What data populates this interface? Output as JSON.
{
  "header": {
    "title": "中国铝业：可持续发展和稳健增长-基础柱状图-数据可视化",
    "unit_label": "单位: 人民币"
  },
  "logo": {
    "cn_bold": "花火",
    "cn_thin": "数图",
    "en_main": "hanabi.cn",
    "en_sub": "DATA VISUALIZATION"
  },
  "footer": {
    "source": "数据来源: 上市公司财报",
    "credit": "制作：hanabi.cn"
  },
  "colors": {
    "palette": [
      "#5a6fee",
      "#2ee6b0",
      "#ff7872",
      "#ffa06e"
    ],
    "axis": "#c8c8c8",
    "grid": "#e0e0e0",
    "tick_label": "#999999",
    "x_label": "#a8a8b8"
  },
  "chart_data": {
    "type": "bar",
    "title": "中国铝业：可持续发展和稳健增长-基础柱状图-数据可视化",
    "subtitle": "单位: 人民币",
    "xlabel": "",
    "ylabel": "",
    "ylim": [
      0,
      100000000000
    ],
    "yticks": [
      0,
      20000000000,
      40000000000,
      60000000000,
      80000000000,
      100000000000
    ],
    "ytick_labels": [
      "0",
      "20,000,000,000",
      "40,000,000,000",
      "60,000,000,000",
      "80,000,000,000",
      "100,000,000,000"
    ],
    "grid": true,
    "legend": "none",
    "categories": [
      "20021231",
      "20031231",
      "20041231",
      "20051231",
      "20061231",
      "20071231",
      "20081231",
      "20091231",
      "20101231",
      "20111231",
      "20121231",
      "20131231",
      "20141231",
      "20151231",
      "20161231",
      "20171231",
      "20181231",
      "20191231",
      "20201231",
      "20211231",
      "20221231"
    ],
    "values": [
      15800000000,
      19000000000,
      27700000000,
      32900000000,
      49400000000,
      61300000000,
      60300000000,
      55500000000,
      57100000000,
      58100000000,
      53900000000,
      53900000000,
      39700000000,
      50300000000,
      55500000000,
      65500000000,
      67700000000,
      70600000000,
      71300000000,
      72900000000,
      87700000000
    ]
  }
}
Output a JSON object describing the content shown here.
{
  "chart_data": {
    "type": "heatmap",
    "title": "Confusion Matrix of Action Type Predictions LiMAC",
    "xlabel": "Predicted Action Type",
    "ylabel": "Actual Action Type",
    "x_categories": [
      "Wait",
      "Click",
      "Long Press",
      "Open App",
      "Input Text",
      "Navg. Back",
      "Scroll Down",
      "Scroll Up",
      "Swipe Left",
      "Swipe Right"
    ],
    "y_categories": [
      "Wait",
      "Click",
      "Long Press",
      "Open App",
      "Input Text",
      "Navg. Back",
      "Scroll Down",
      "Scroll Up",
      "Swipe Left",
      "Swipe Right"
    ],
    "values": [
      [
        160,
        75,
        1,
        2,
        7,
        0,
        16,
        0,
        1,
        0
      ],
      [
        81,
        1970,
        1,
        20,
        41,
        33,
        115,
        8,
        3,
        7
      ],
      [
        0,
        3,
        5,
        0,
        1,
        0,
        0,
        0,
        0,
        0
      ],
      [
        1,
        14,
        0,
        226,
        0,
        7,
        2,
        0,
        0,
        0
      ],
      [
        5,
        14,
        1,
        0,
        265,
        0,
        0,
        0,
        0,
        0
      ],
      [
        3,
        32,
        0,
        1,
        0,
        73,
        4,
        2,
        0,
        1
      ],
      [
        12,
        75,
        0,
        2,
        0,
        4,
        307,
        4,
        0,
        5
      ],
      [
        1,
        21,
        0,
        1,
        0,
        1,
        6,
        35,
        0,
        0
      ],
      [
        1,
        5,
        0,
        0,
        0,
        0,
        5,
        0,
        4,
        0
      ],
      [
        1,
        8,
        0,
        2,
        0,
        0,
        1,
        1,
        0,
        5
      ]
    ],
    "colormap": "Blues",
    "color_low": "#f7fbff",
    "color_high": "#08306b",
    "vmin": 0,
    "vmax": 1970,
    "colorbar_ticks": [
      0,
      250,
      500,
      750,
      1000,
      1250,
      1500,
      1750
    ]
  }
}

# # #

Copy all the lines above that hold the string "JSON".

What data populates this interface? Output as JSON.
Output a JSON object describing the content shown here.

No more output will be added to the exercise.